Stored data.

----

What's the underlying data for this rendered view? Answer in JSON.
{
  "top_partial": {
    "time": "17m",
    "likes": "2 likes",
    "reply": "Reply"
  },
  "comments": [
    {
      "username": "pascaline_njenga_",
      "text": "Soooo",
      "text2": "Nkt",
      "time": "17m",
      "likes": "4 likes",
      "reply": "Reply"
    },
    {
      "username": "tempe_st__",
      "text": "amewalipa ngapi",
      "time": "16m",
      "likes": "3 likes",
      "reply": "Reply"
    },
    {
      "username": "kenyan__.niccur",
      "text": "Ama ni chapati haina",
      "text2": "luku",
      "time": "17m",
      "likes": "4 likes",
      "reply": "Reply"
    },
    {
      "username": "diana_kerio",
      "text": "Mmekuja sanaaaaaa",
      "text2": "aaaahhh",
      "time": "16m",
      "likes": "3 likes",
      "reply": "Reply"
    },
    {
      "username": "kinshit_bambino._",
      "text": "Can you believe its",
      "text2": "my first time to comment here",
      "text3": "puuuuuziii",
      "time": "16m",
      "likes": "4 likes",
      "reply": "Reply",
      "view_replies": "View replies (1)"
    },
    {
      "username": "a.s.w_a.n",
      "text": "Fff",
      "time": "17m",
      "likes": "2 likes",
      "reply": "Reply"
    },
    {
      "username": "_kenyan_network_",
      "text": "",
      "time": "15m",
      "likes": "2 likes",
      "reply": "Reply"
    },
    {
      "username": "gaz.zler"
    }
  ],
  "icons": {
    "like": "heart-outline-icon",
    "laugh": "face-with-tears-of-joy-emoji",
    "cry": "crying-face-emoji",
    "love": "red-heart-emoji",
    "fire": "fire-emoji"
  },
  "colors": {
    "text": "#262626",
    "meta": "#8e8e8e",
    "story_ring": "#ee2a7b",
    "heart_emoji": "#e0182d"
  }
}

----

Task goal.
Pick out lines containing the word "face", each one as written.

Result below.
    "laugh": "face-with-tears-of-joy-emoji",
    "cry": "crying-face-emoji",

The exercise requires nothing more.